> [Entries]:

##############################

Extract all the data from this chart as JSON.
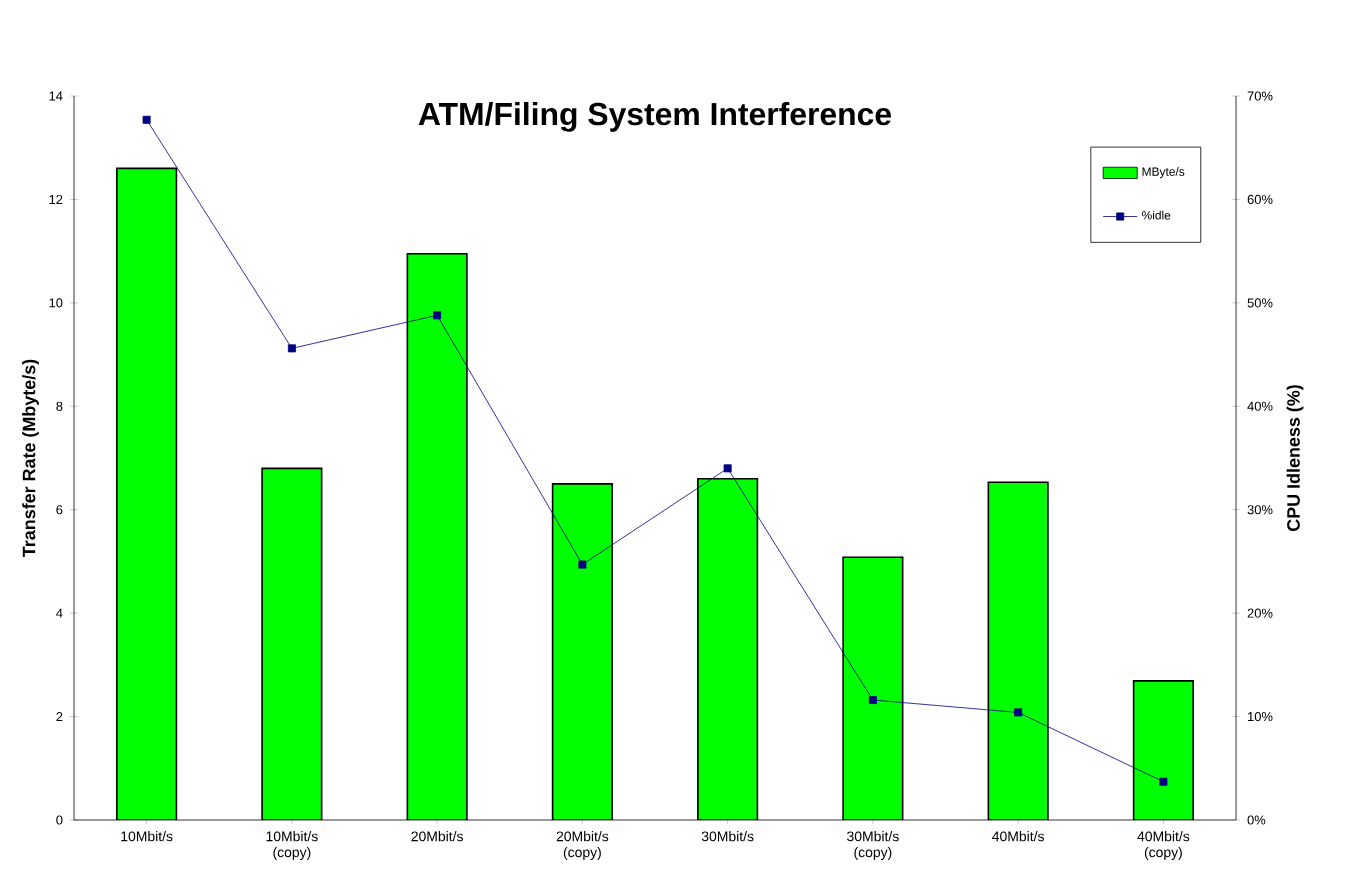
{
  "chart_data": {
    "type": "bar",
    "title": "ATM/Filing System Interference",
    "ylabel": "Transfer Rate (Mbyte/s)",
    "y2label": "CPU Idleness (%)",
    "categories": [
      "10Mbit/s",
      "10Mbit/s (copy)",
      "20Mbit/s",
      "20Mbit/s (copy)",
      "30Mbit/s",
      "30Mbit/s (copy)",
      "40Mbit/s",
      "40Mbit/s (copy)"
    ],
    "series": [
      {
        "name": "MByte/s",
        "color": "#00ff00",
        "values": [
          12.6,
          6.8,
          10.95,
          6.5,
          6.6,
          5.08,
          6.53,
          2.69
        ]
      },
      {
        "name": "%idle",
        "type": "line",
        "axis": "y2",
        "color": "#000080",
        "marker": "square",
        "values": [
          67.7,
          45.6,
          48.8,
          24.7,
          34.0,
          11.6,
          10.4,
          3.7
        ]
      }
    ],
    "ylim": [
      0,
      14
    ],
    "yticks": [
      0,
      2,
      4,
      6,
      8,
      10,
      12,
      14
    ],
    "y2lim": [
      0,
      70
    ],
    "y2ticks": [
      {
        "value": 0,
        "label": "0%"
      },
      {
        "value": 10,
        "label": "10%"
      },
      {
        "value": 20,
        "label": "20%"
      },
      {
        "value": 30,
        "label": "30%"
      },
      {
        "value": 40,
        "label": "40%"
      },
      {
        "value": 50,
        "label": "50%"
      },
      {
        "value": 60,
        "label": "60%"
      },
      {
        "value": 70,
        "label": "70%"
      }
    ],
    "legend": "top right",
    "grid": false
  }
}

##############################

> [Problem to work on]:
Pictures are excluded; copy every other part of the records exactly.

> [Exercise response]:
Extract all the data from this chart as JSON.
{
  "chart_data": {
    "type": "bar",
    "title": "ATM/Filing System Interference",
    "ylabel": "Transfer Rate (Mbyte/s)",
    "y2label": "CPU Idleness (%)",
    "categories": [
      "10Mbit/s",
      "10Mbit/s (copy)",
      "20Mbit/s",
      "20Mbit/s (copy)",
      "30Mbit/s",
      "30Mbit/s (copy)",
      "40Mbit/s",
      "40Mbit/s (copy)"
    ],
    "series": [
      {
        "name": "MByte/s",
        "color": "#00ff00",
        "values": [
          12.6,
          6.8,
          10.95,
          6.5,
          6.6,
          5.08,
          6.53,
          2.69
        ]
      },
      {
        "name": "%idle",
        "type": "line",
        "axis": "y2",
        "color": "#000080",
        "marker": "square",
        "values": [
          67.7,
          45.6,
          48.8,
          24.7,
          34.0,
          11.6,
          10.4,
          3.7
        ]
      }
    ],
    "ylim": [
      0,
      14
    ],
    "yticks": [
      0,
      2,
      4,
      6,
      8,
      10,
      12,
      14
    ],
    "y2lim": [
      0,
      70
    ],
    "y2ticks": [
      {
        "value": 0,
        "label": "0%"
      },
      {
        "value": 10,
        "label": "10%"
      },
      {
        "value": 20,
        "label": "20%"
      },
      {
        "value": 30,
        "label": "30%"
      },
      {
        "value": 40,
        "label": "40%"
      },
      {
        "value": 50,
        "label": "50%"
      },
      {
        "value": 60,
        "label": "60%"
      },
      {
        "value": 70,
        "label": "70%"
      }
    ],
    "legend": "top right",
    "grid": false
  }
}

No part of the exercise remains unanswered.